## Excerpted records
+++++
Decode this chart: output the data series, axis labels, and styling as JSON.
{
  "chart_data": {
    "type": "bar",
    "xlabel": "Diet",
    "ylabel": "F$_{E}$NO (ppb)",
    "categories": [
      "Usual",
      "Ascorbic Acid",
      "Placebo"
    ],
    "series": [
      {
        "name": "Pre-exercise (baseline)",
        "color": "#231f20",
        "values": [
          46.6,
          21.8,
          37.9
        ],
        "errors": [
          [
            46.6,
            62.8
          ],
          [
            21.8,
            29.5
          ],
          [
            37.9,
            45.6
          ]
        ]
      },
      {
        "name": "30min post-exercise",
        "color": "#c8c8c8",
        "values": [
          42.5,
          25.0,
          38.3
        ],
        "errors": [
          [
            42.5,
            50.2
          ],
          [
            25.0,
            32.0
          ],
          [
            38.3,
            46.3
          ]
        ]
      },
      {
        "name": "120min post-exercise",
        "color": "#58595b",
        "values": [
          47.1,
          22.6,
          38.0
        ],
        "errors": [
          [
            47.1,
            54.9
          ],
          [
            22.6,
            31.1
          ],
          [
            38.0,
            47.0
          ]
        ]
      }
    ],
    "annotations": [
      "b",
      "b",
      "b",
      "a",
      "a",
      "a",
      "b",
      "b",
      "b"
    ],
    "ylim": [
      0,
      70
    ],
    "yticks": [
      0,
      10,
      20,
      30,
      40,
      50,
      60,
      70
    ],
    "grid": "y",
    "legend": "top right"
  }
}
+++++
## Aim
Lines holding the word "exercise" in the entries above are the ones to pull out. Copy them all.

## Task result
        "name": "Pre-exercise (baseline)",
        "name": "30min post-exercise",
        "name": "120min post-exercise",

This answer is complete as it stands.